(Refleksi Hari Lahir Pancasila 1 Juni)
Oleh: Agustinus Siswani Iri
Presiden Joko Widodo dijadwalkan memimpin upacara Hari Lahir Pancasila di Ende, Nusa Tenggara Timur (NTT), Rabu (1/6/2022). Kepala negara memilih memimpin upacara hari lahirnya Pancasila di Ende pasti mempunyai latar belakang historis. Latar belakang historis ini berkaitan dengan sosok pahlawan bangsa dan sang proklmator yakni Sukarno yang pernah menjadi tahanan penjajah di Ende.
Sukarno berlayar mengunakan kapal Van Riebek selama delapan hari dari Surabaya menuju Ende. Kapal ini membawa Sukarno dan keluarganya, membuang sauh di Pelabuhan Ende pada tanggal 14 Januari 1934. Dengan dikawal serdadu Belanda, Soekarno dan istrinya, Inggit Garnasih, serta ibu mertua (Ibu Amsi), dan anak angkatnya Ratna Djuami, memasuki rumah tahanan di Kampung Ambugaga, Ende.
Ketika di Ende Sukarno memanfaatkan sebagian waktu pembuangannya untuk melakukan perenungan mendalam tentang butir Pancasila yang kini menjadi dasar negara Indonesia. Untuk perenungan itu, Soekarno biasanya melakukannya setiap Jumat malam. Tempatnya dalam kegelapan di bawah kerimbunan pohon sukun, menghadap ke laut pantai Ende, berjarak sekira 700 meter dari rumah kediaman Soekarno.
Lokasi pohon itu kini di tepi Lapangan Perse Ende. Sejak dasawarsa 1980-an, pohon sukun itu berganti nama menjadi Pohon Pancasila. Ir. Soekarno merenung di bawah pohon sukun dan mengkristalkan “Lima Butir Mutiara”. Pancasila itu harga mati. Keyakinan akan kebenaran fakta itu tidak dapat ditawar-tawar lagi.

* [Informasi yang Ditampilkan]:
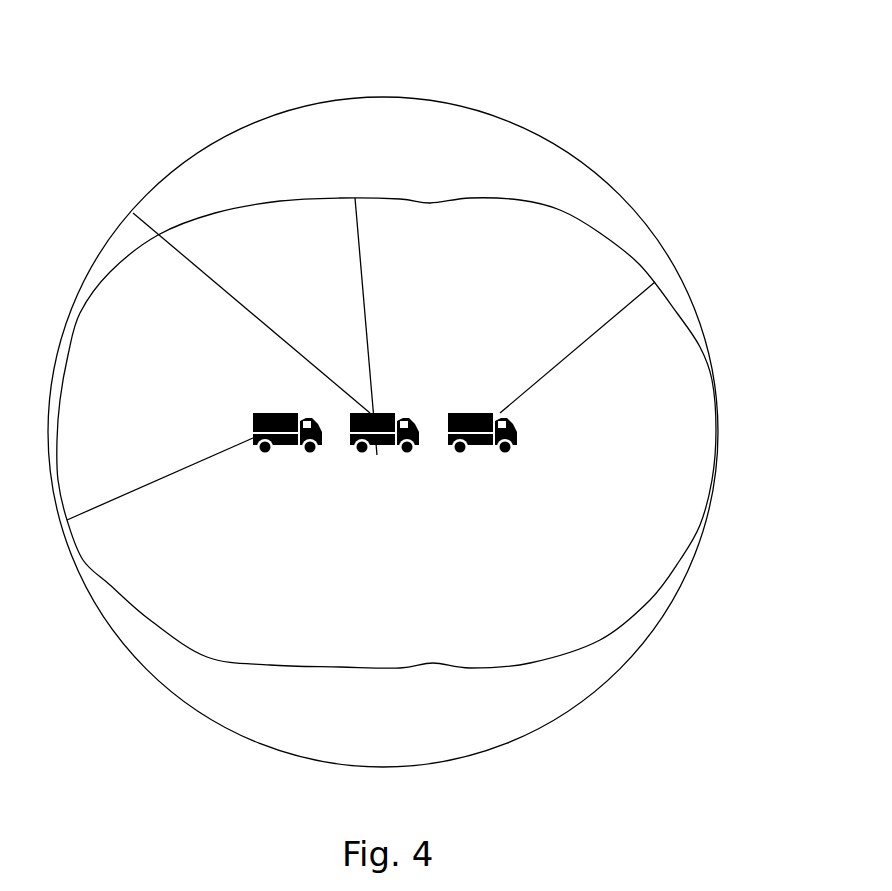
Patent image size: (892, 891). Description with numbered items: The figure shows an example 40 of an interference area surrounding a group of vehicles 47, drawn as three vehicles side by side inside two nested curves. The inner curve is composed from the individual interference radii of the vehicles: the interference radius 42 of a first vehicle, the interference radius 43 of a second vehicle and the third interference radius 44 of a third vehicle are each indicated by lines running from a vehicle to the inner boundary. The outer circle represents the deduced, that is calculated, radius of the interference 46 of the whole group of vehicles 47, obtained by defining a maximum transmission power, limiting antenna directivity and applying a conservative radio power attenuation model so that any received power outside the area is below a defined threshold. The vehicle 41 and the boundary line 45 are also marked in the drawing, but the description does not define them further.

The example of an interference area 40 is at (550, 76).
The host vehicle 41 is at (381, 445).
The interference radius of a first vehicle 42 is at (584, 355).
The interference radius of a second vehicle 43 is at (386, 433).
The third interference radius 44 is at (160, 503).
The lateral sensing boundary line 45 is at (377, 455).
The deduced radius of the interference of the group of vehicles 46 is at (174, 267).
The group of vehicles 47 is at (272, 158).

* [Kumpulan Tugas]:
A - Ganti "serdadu" dengan "tentara" pada bagian artikel tentang Sukarno di Ende dari "Oleh: Agustinus Siswani" sampai "Kampung Ambugaga, Ende.", lalu tuliskan bagian tersebut.
B - Teruskan artikel tentang Sukarno dan lahirnya Pancasila di Ende, dimulai setelah kalimat terakhirnya.

* [Kumpulan Jawaban]:
A -
Oleh: Agustinus Siswani Iri
Presiden Joko Widodo dijadwalkan memimpin upacara Hari Lahir Pancasila di Ende, Nusa Tenggara Timur (NTT), Rabu (1/6/2022). Kepala negara memilih memimpin upacara hari lahirnya Pancasila di Ende pasti mempunyai latar belakang historis. Latar belakang historis ini berkaitan dengan sosok pahlawan bangsa dan sang proklmator yakni Sukarno yang pernah menjadi tahanan penjajah di Ende.
Sukarno berlayar mengunakan kapal Van Riebek selama delapan hari dari Surabaya menuju Ende. Kapal ini membawa Sukarno dan keluarganya, membuang sauh di Pelabuhan Ende pada tanggal 14 Januari 1934. Dengan dikawal tentara Belanda, Soekarno dan istrinya, Inggit Garnasih, serta ibu mertua (Ibu Amsi), dan anak angkatnya Ratna Djuami, memasuki rumah tahanan di Kampung Ambugaga, Ende.

B -
Di Ende Sukarno menemukan kemajemukan agama dan suku. Selain itu Sukarno juga mencari stimulasi intelektual ke tempat lain. Setelah selesai berkebun, membaca koran dan buku, terkadang Soekarno pergi berjalan-jalan ke kompleks misi Katolik Roma di sebelah timur Kampung Ambugaga. Mula-mula Soekarno secara periodik menemui para pastor di situ dan hampir menjadi acara harian untuk bertemu dengan para pastor, berdiskusi dan membaca banyak buku-buku.
Soekarno tidak menyangka bahwa dirinya dan para pastor bisa mendapatkan topik percakapan standar intelektual yang menarik terkait dengan permasalahan kemanusiaan, ekonomi, keadilan, penjajahan dan agama. Ia bersahabat dengan pastor G. Huytink, J. Bouman, dan Bruder Lambertus. Soekarno tahu kalau sejumlah pastor itu sangat tidak setuju terhadap penjajahan. Para Pastor sangat mendukung perjuangan Soekarno mengusir pemerintah kolonial Hindia Belanda.
Di Ende, Soekarno menulis dan mementaskan sekitar dua belas lakon drama. Sandiwara drama ini semuanya membangkitkan semangat membebaskan Indonesia dari belenggu penjajahan. Judulnya Rahasia Kelimutu {dua (naskah dalam satu) seri}. Tahun 1945, Nggera Ende, Amuk, Renda, Kutkuthi, Maha Iblis, Anak Haram Jadah, Dokter Setan, Aero Dinamit, Jula Gu bi, dan Siang Hai Rumbai.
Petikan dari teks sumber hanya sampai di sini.